--- RECORDS TO USE ---
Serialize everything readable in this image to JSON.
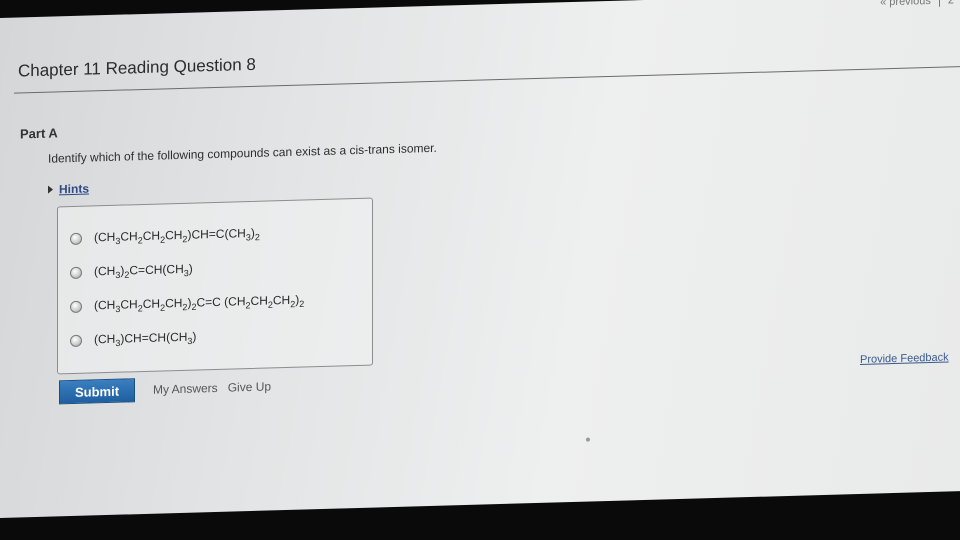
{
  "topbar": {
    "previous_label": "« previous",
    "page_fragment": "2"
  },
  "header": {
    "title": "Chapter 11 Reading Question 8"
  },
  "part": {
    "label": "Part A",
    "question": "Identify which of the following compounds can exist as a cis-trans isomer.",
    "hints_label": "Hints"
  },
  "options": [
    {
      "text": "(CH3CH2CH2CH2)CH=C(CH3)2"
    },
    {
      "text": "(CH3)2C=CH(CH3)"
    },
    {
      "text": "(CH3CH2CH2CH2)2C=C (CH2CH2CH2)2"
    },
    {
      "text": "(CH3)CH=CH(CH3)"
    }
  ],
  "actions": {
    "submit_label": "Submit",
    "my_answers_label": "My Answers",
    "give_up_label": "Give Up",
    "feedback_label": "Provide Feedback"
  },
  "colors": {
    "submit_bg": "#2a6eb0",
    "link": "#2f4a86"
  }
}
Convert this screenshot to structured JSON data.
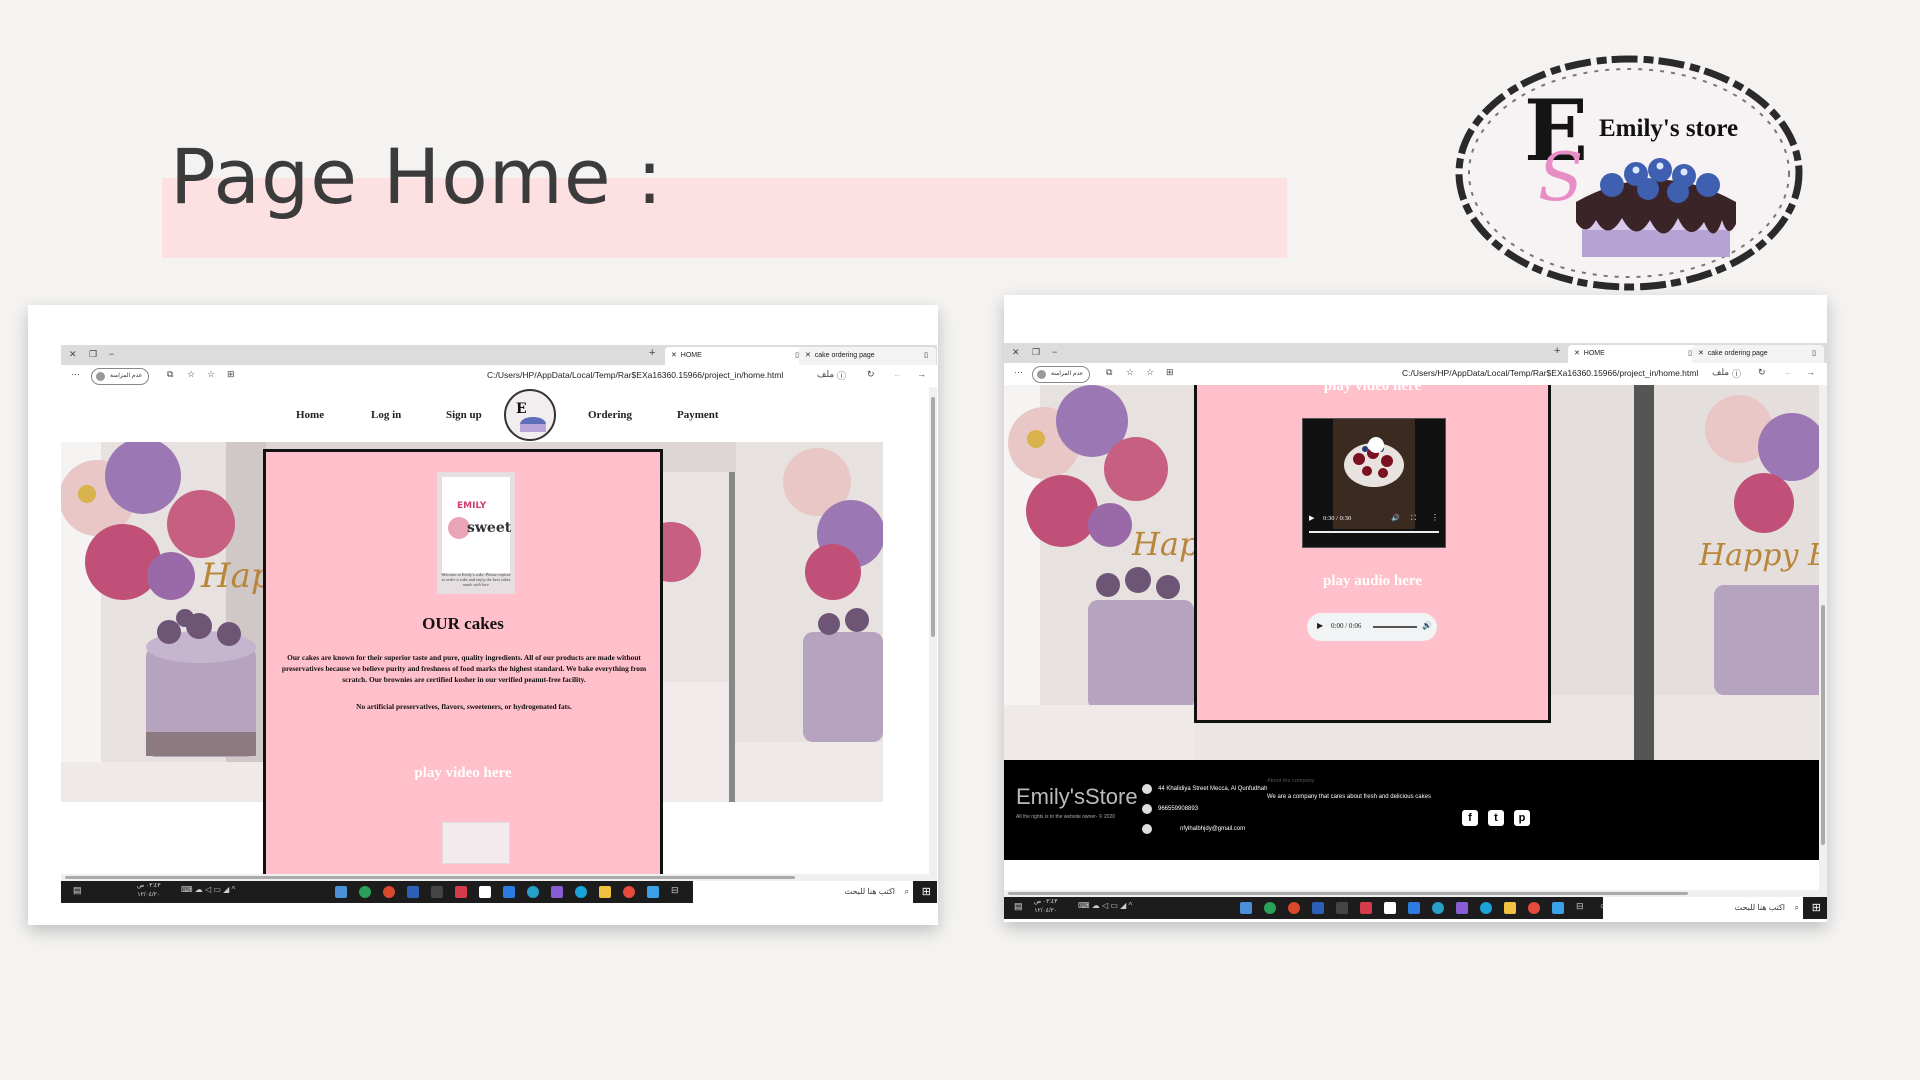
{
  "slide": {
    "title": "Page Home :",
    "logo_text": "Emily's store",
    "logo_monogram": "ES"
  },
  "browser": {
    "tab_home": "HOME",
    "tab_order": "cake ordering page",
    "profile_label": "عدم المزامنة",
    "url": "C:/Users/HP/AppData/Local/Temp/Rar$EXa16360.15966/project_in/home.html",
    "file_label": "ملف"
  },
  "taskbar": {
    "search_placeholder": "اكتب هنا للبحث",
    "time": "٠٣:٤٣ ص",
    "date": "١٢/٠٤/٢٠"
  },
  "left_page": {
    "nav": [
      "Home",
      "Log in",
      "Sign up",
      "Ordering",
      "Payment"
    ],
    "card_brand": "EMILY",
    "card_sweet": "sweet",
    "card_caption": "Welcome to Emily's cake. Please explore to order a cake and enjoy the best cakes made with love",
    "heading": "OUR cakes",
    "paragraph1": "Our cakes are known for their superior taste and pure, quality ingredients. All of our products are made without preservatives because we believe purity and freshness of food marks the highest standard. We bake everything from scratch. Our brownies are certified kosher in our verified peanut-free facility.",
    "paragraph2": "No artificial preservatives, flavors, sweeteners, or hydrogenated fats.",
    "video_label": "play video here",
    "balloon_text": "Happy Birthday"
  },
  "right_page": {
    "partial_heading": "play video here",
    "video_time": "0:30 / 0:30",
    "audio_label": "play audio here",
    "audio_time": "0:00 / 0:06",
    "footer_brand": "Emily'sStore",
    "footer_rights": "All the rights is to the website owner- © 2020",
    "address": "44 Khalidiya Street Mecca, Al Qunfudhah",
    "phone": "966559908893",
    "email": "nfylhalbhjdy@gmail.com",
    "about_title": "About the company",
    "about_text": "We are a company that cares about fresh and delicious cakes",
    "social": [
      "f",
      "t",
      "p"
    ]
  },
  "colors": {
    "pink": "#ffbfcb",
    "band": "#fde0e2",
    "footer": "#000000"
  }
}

--- PROBLEM ---
Select every line of the material above holding the word "cakes" and copy it.

--- SOLVED PROBLEM ---
    "card_caption": "Welcome to Emily's cake. Please explore to order a cake and enjoy the best cakes made with love",
    "heading": "OUR cakes",
    "paragraph1": "Our cakes are known for their superior taste and pure, quality ingredients. All of our products are made without preservatives because we believe purity and freshness of food marks the highest standard. We bake everything from scratch. Our brownies are certified kosher in our verified peanut-free facility.",
    "about_text": "We are a company that cares about fresh and delicious cakes",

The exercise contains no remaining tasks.